§ **Data extracted from a collection**:
..........

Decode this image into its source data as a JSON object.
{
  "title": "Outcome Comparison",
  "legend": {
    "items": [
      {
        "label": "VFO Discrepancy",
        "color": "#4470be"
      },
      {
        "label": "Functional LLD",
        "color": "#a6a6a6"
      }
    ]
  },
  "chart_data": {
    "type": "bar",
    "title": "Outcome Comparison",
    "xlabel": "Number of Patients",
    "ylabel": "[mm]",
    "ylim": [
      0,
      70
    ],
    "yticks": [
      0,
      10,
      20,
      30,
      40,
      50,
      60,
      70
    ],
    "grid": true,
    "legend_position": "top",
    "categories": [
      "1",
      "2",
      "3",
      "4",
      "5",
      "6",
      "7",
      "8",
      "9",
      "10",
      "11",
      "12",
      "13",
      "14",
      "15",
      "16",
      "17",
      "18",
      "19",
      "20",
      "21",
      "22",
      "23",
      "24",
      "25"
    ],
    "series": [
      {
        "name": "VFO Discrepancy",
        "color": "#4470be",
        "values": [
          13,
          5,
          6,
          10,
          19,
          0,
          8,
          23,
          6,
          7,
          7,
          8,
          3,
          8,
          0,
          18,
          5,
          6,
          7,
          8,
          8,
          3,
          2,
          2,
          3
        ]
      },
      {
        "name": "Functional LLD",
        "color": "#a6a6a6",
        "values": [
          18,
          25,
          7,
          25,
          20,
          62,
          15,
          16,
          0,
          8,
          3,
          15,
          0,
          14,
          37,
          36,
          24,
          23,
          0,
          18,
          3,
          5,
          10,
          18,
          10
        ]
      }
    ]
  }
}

..........

§ **Exercise description**: An exact copy of the data, with every line intact, is the required answer.

§ **Answer**:
Decode this image into its source data as a JSON object.
{
  "title": "Outcome Comparison",
  "legend": {
    "items": [
      {
        "label": "VFO Discrepancy",
        "color": "#4470be"
      },
      {
        "label": "Functional LLD",
        "color": "#a6a6a6"
      }
    ]
  },
  "chart_data": {
    "type": "bar",
    "title": "Outcome Comparison",
    "xlabel": "Number of Patients",
    "ylabel": "[mm]",
    "ylim": [
      0,
      70
    ],
    "yticks": [
      0,
      10,
      20,
      30,
      40,
      50,
      60,
      70
    ],
    "grid": true,
    "legend_position": "top",
    "categories": [
      "1",
      "2",
      "3",
      "4",
      "5",
      "6",
      "7",
      "8",
      "9",
      "10",
      "11",
      "12",
      "13",
      "14",
      "15",
      "16",
      "17",
      "18",
      "19",
      "20",
      "21",
      "22",
      "23",
      "24",
      "25"
    ],
    "series": [
      {
        "name": "VFO Discrepancy",
        "color": "#4470be",
        "values": [
          13,
          5,
          6,
          10,
          19,
          0,
          8,
          23,
          6,
          7,
          7,
          8,
          3,
          8,
          0,
          18,
          5,
          6,
          7,
          8,
          8,
          3,
          2,
          2,
          3
        ]
      },
      {
        "name": "Functional LLD",
        "color": "#a6a6a6",
        "values": [
          18,
          25,
          7,
          25,
          20,
          62,
          15,
          16,
          0,
          8,
          3,
          15,
          0,
          14,
          37,
          36,
          24,
          23,
          0,
          18,
          3,
          5,
          10,
          18,
          10
        ]
      }
    ]
  }
}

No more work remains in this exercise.